* [EXERCISE DESCRIPTION]
Identify, in the records below, every line where the string "correctly" appears, and copy each such line.

* [DATASET ROWS]

○ ○ ○

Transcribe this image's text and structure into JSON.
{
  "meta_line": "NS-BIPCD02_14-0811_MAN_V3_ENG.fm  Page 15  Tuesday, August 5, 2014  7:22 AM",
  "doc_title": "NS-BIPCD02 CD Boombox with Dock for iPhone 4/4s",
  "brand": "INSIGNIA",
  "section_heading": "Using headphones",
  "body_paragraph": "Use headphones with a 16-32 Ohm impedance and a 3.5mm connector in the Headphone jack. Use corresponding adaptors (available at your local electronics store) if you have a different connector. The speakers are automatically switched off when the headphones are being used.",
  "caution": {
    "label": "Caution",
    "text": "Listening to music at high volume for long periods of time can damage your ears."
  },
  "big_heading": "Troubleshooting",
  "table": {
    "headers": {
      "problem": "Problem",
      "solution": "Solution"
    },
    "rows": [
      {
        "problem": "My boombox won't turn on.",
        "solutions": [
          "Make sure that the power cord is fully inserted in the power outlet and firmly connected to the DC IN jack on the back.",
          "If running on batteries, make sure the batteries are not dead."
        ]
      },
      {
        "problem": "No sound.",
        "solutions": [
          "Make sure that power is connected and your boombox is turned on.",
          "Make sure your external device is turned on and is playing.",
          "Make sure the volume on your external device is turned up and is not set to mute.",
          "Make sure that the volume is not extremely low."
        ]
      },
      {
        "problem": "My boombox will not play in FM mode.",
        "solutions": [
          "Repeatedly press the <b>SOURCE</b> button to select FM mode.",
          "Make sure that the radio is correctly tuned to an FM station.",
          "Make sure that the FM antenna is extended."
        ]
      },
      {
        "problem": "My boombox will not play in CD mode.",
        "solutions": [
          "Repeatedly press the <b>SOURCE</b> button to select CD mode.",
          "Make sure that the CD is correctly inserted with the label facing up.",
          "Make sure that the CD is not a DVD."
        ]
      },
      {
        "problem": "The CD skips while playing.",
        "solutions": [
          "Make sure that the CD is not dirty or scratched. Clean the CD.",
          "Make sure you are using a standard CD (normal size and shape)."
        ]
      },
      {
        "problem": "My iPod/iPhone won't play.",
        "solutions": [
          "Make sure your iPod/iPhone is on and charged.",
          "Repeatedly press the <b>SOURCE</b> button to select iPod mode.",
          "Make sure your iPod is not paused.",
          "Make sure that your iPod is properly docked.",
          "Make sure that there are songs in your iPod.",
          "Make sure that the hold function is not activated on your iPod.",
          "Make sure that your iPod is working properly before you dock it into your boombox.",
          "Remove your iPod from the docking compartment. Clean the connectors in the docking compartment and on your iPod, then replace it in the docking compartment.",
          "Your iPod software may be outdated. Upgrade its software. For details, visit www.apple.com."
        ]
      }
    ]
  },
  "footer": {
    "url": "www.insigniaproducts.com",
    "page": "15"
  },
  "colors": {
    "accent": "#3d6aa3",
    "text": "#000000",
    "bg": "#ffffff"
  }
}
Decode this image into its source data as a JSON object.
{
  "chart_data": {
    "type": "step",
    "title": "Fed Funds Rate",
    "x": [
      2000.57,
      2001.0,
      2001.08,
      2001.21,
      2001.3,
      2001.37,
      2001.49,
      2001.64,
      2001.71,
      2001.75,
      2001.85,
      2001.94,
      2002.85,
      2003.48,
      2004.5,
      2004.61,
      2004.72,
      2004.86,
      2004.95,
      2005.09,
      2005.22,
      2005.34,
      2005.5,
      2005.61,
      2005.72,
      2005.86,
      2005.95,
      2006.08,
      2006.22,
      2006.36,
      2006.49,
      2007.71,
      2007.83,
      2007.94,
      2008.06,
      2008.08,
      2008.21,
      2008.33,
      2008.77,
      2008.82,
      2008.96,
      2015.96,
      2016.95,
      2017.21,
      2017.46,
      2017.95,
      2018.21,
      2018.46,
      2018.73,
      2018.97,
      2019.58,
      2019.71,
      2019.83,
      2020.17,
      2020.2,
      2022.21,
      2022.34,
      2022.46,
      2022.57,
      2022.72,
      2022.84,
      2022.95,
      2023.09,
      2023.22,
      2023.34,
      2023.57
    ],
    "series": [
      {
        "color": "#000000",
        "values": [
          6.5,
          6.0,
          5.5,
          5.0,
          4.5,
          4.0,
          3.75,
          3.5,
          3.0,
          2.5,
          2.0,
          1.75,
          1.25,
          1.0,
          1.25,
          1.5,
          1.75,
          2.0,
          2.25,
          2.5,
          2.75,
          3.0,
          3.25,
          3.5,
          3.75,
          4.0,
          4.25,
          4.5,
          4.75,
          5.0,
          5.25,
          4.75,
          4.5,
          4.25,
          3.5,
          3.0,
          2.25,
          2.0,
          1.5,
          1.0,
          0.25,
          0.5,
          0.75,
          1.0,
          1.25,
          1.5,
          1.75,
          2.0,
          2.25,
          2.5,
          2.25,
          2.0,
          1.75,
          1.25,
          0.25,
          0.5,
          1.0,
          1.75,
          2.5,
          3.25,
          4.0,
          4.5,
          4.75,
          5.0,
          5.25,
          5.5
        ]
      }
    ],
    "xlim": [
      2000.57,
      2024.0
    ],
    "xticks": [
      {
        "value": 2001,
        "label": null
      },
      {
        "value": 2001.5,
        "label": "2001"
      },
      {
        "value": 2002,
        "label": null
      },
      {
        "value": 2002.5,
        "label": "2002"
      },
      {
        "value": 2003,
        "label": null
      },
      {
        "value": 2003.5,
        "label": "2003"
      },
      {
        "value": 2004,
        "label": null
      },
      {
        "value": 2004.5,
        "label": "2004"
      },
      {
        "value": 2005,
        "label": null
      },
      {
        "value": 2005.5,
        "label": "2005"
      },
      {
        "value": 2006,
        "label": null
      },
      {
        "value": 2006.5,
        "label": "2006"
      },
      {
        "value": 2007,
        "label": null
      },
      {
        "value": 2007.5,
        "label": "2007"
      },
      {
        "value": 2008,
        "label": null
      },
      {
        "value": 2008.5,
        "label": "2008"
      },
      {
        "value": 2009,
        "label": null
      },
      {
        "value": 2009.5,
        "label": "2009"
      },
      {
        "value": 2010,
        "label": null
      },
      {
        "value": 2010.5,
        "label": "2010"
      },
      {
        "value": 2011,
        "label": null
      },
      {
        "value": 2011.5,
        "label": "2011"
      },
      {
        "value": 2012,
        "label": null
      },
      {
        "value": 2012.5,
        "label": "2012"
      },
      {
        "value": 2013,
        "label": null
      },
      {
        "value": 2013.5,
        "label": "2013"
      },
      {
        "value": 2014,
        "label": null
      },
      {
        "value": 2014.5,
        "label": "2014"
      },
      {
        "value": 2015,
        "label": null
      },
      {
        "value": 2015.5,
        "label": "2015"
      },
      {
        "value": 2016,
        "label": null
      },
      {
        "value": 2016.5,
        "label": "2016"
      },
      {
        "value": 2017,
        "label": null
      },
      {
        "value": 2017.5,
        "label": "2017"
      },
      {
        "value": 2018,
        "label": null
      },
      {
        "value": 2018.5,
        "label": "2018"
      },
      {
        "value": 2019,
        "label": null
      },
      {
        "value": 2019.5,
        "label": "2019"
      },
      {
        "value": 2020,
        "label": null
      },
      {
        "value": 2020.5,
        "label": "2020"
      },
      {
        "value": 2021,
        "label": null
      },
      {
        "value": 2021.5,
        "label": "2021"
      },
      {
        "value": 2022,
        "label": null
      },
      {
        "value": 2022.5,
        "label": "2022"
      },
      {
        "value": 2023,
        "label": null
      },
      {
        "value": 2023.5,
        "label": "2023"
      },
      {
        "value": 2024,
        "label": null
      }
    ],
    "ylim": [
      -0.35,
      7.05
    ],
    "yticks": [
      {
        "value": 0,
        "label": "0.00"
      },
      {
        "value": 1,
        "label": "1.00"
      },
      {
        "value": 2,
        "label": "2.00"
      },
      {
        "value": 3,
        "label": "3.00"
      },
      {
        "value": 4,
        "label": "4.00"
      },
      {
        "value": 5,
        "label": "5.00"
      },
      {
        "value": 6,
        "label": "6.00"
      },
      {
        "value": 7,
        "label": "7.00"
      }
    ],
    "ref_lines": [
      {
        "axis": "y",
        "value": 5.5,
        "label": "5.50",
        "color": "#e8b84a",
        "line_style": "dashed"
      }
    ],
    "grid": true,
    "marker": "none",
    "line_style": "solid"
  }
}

○ ○ ○

* [COMPLETE RESPONSE]
          "Make sure that the radio is correctly tuned to an FM station.",
          "Make sure that the CD is correctly inserted with the label facing up.",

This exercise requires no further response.